Aim of the exercise: Search the records that follow and extract every line containing the string "this".

· · · ·

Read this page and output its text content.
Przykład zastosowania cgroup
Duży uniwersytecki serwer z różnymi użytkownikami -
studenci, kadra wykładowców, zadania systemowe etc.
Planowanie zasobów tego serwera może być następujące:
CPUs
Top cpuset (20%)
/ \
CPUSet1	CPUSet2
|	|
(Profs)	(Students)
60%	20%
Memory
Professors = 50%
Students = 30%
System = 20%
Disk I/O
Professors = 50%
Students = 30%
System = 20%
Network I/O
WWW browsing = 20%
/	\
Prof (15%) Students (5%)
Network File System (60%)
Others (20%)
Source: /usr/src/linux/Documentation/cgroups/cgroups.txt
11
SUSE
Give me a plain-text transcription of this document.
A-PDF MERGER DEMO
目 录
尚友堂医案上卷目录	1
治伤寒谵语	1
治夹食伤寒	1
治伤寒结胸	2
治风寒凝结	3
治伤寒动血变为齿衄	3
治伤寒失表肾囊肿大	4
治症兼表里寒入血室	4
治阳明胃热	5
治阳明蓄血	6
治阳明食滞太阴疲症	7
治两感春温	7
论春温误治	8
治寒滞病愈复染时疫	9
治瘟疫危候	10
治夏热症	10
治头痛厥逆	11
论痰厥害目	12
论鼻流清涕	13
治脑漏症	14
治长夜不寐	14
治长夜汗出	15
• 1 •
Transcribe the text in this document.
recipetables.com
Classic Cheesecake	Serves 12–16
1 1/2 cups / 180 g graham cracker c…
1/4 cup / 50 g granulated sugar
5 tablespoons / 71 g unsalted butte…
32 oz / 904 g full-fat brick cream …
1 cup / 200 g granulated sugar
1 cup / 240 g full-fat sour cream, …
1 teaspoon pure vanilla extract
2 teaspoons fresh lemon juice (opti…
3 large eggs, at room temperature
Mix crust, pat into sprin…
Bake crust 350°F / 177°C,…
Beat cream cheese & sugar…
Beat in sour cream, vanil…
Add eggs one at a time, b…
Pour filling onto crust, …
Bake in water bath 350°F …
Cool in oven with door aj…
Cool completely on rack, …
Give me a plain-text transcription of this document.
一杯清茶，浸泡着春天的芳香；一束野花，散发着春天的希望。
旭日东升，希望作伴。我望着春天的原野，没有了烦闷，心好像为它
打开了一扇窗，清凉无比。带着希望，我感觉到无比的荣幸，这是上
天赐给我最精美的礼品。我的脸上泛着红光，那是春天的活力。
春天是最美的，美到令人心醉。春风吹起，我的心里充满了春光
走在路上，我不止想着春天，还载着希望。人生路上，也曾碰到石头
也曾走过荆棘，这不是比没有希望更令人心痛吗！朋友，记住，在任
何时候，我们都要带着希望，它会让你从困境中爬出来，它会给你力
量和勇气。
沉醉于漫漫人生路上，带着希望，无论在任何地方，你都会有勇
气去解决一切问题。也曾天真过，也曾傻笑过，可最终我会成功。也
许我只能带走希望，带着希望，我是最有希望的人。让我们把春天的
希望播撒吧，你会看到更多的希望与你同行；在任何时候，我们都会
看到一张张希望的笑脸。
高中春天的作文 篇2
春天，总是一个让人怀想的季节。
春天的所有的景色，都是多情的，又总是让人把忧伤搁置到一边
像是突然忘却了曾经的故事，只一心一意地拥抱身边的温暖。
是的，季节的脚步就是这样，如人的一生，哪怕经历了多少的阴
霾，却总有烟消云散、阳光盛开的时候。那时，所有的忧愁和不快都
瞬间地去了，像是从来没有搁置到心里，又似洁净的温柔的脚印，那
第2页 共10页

· · · ·

Response below:
Read this page and output its text content.
Give me a plain-text transcription of this document.
Transcribe the text in this document.
Give me a plain-text transcription of this document.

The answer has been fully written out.